- THE PROBLEM: Find each line containing the word "Libres" and report how many there are. Add nothing else.

- TASK MATERIAL:

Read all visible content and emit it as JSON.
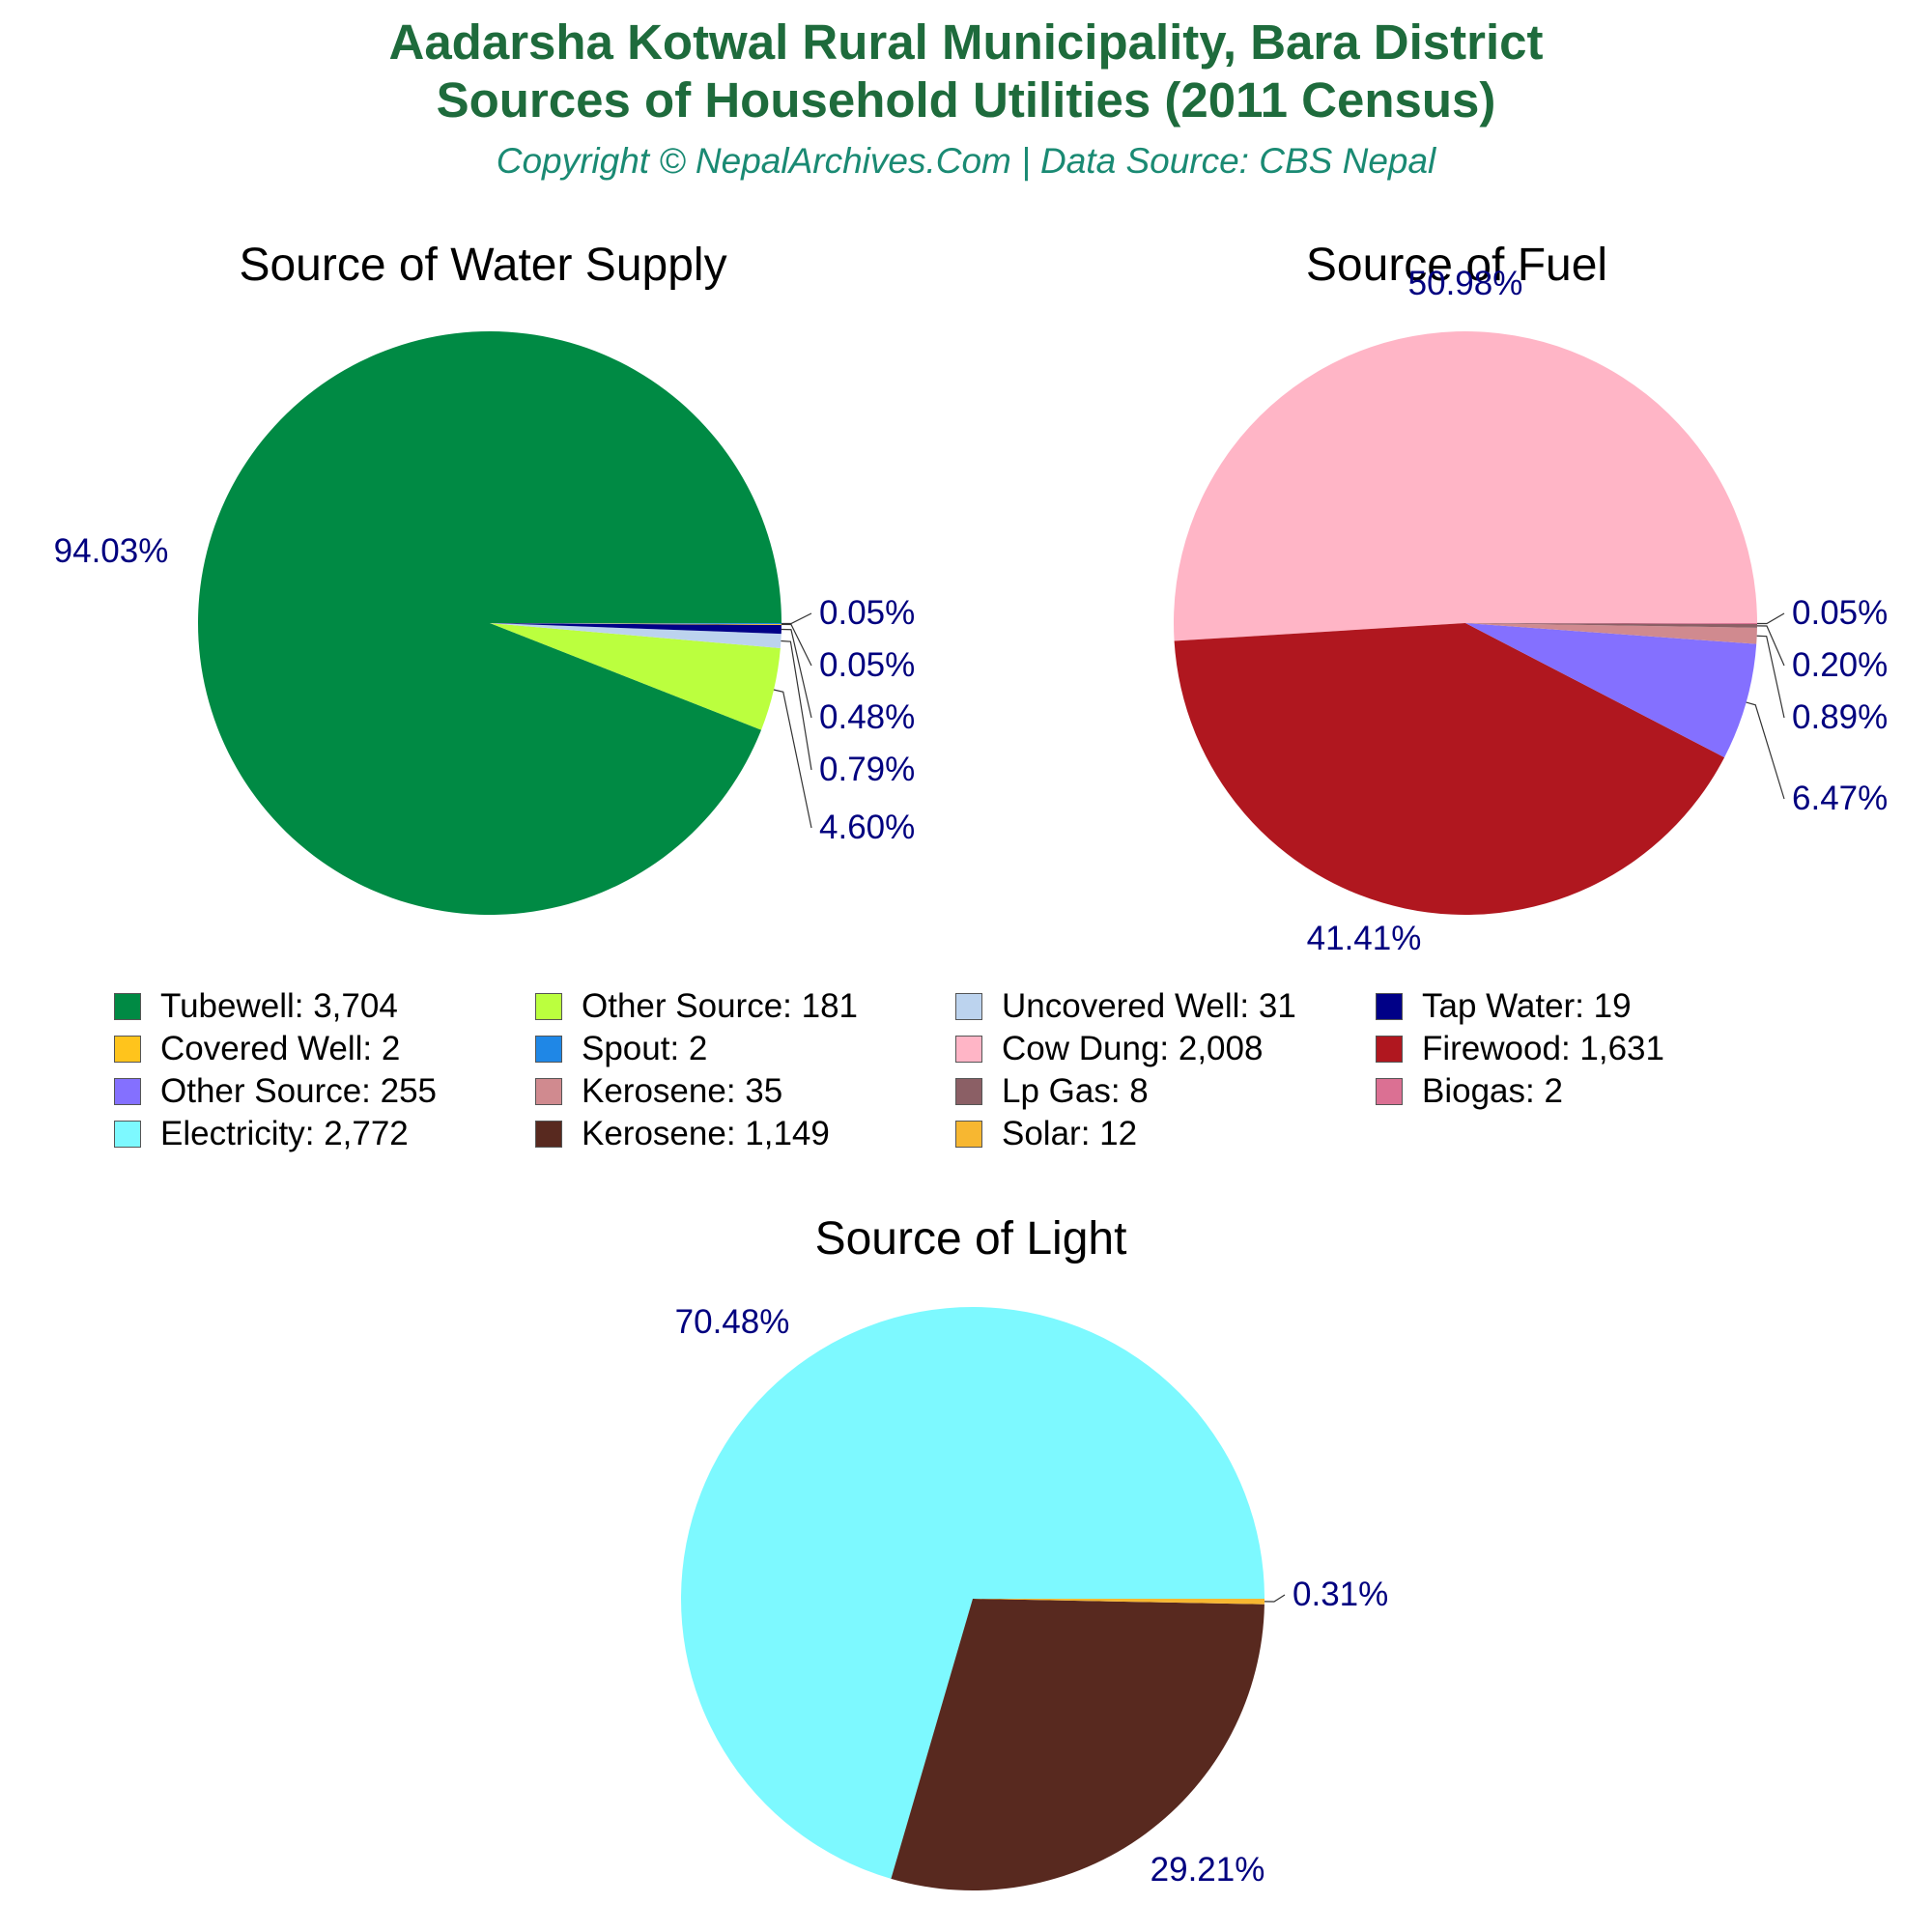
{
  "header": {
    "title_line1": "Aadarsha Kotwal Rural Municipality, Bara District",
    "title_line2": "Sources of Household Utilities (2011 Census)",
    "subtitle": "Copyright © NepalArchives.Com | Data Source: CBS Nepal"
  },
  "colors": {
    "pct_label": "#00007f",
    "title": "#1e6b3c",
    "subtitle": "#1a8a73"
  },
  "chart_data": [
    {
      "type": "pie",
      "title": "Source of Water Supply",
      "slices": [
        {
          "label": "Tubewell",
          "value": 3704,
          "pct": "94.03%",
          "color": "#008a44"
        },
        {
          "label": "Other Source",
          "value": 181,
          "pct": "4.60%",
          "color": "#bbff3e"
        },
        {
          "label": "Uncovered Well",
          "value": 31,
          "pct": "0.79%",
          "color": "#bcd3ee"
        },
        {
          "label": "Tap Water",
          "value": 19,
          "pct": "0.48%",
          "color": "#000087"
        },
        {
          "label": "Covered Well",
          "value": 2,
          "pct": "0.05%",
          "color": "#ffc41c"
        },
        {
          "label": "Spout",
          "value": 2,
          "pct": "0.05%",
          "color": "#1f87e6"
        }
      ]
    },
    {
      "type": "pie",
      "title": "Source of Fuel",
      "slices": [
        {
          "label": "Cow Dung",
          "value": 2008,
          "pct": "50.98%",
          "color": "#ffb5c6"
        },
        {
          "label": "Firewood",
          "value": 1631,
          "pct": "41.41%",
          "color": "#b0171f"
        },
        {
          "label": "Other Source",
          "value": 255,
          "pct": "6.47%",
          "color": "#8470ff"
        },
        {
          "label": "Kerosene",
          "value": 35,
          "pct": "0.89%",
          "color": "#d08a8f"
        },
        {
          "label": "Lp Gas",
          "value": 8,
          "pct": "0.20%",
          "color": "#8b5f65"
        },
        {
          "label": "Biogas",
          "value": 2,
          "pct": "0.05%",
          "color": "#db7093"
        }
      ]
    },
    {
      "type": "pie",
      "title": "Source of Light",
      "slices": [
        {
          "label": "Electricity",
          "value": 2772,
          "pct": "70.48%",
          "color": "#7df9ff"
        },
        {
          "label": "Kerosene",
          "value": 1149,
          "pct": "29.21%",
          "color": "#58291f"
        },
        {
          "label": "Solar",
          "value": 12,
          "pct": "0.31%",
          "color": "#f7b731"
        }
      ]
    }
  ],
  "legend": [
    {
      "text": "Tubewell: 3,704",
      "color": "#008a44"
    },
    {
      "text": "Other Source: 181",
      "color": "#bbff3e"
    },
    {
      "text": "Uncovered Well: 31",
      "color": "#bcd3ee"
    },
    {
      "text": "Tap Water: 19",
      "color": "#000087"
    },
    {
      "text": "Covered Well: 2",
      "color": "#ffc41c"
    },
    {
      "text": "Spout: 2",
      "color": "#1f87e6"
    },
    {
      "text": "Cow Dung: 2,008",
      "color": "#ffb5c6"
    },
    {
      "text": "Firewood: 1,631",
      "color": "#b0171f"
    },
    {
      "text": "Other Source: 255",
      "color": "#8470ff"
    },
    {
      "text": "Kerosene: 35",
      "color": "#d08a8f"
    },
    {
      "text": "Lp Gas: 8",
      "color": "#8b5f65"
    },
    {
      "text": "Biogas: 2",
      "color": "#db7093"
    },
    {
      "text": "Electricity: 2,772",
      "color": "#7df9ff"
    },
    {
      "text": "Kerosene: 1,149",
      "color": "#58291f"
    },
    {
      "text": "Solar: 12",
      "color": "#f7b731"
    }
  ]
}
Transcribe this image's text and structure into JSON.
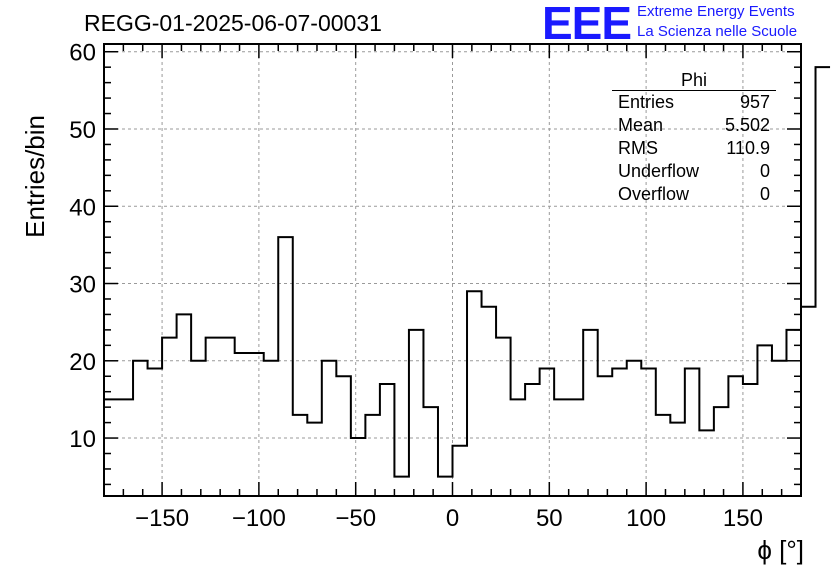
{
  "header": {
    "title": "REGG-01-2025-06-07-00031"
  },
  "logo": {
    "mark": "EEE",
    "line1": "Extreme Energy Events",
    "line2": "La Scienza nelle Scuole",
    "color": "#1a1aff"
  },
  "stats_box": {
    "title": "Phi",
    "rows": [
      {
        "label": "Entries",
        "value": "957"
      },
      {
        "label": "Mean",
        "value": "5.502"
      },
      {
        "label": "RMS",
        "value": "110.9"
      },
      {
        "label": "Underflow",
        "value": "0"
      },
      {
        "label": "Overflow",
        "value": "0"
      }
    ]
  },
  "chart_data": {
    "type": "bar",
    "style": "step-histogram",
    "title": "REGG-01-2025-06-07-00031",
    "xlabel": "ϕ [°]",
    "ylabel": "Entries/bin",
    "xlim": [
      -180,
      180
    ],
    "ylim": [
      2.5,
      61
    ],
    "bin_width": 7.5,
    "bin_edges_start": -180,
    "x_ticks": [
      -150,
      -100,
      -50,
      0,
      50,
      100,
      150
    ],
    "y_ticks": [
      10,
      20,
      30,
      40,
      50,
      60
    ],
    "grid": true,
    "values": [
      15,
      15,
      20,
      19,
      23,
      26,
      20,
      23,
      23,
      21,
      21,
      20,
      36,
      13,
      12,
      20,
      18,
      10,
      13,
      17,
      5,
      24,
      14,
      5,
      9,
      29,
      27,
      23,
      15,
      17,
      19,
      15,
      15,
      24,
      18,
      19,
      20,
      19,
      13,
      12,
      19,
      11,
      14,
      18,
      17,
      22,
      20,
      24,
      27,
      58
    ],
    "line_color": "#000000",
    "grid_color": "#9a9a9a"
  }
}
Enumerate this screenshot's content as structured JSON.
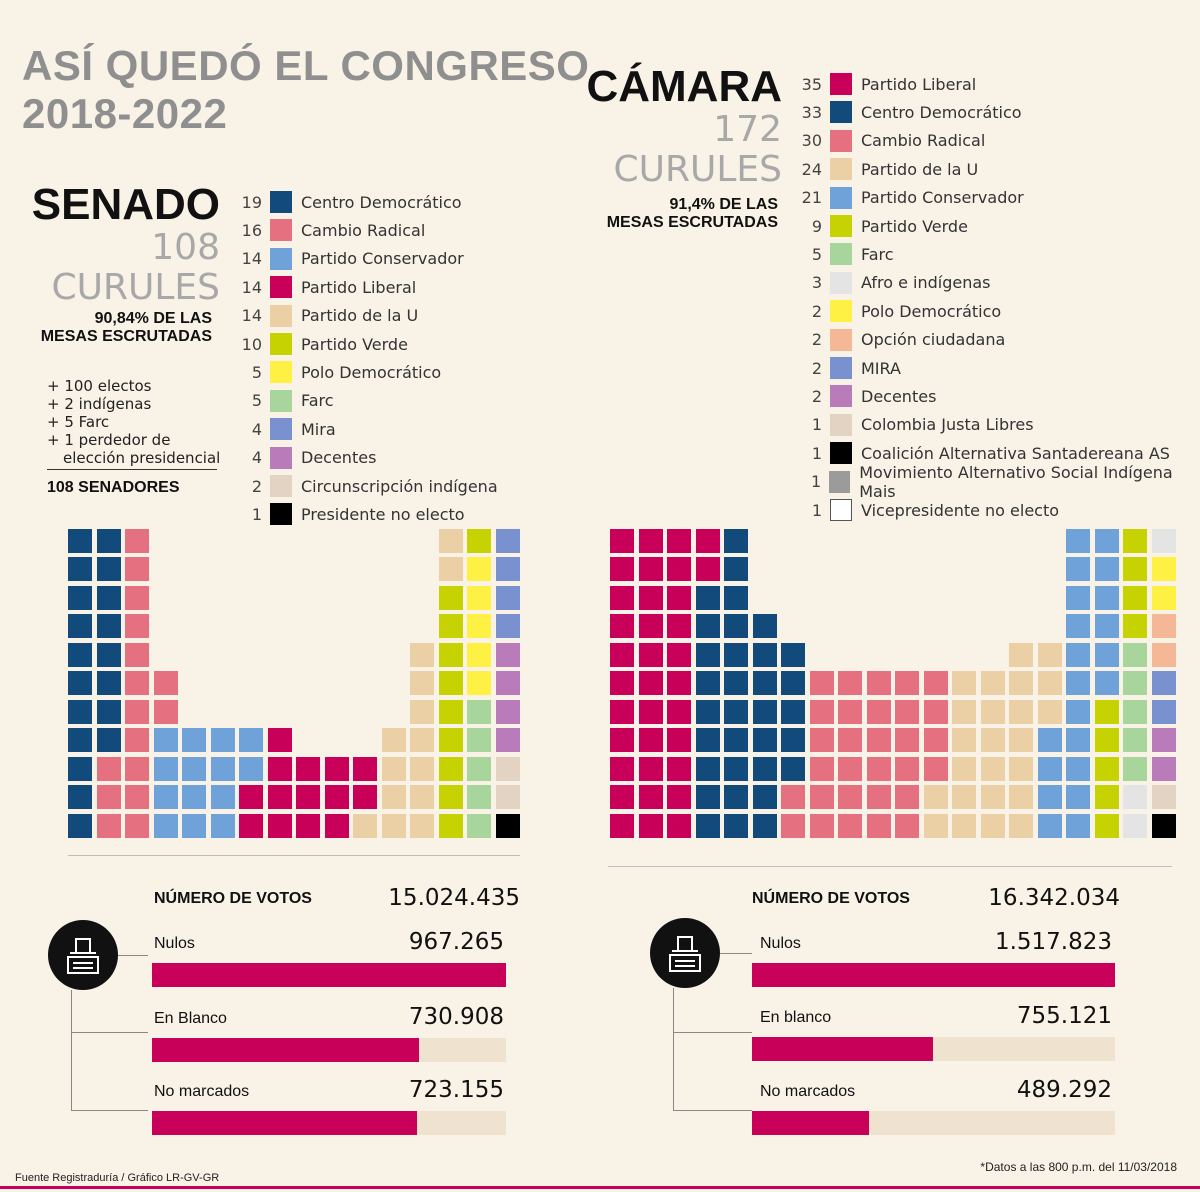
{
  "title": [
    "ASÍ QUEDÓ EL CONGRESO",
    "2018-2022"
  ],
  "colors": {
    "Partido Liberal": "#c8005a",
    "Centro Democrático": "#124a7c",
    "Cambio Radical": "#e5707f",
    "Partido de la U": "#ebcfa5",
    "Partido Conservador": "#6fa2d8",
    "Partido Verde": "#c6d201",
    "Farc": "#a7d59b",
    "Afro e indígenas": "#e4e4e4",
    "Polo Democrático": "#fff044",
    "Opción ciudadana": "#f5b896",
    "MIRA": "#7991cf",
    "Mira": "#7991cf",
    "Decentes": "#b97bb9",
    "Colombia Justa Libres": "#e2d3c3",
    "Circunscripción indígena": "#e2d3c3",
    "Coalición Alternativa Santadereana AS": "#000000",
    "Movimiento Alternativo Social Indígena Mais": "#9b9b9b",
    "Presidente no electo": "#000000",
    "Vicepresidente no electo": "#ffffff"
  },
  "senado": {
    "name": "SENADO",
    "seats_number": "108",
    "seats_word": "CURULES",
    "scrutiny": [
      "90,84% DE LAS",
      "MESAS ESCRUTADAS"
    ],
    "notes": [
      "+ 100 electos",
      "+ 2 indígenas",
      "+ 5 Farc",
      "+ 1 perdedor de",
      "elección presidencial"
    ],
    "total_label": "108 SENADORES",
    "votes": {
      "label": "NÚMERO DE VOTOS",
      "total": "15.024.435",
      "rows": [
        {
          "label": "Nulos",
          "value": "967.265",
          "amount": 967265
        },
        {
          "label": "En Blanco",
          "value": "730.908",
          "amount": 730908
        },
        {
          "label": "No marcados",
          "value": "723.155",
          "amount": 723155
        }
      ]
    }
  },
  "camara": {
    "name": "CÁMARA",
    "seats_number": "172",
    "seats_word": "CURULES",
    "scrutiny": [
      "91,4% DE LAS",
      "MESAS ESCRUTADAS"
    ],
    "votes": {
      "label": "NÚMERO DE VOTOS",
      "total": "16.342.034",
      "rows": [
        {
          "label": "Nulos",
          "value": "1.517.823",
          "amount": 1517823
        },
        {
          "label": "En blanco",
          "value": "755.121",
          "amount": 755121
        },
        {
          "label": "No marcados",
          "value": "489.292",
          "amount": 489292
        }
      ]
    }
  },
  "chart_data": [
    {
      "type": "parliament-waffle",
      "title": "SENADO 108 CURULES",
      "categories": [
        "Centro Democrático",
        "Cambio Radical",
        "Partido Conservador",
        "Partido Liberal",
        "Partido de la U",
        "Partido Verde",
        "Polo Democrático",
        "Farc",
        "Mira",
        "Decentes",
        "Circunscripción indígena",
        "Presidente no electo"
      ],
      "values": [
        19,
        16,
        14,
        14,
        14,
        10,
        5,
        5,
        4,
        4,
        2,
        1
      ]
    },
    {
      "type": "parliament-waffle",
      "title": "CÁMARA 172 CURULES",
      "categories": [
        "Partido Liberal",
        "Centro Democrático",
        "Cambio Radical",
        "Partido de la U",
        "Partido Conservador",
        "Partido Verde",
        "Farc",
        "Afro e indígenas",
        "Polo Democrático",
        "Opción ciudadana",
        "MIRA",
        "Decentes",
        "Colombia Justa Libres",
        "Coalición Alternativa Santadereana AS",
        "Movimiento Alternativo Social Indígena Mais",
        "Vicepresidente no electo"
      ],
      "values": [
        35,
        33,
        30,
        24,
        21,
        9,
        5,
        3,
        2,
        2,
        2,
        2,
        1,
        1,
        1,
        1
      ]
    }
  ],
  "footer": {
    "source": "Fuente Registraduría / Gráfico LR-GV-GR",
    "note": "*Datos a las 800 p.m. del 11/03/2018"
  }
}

- FINISHED TASK: 2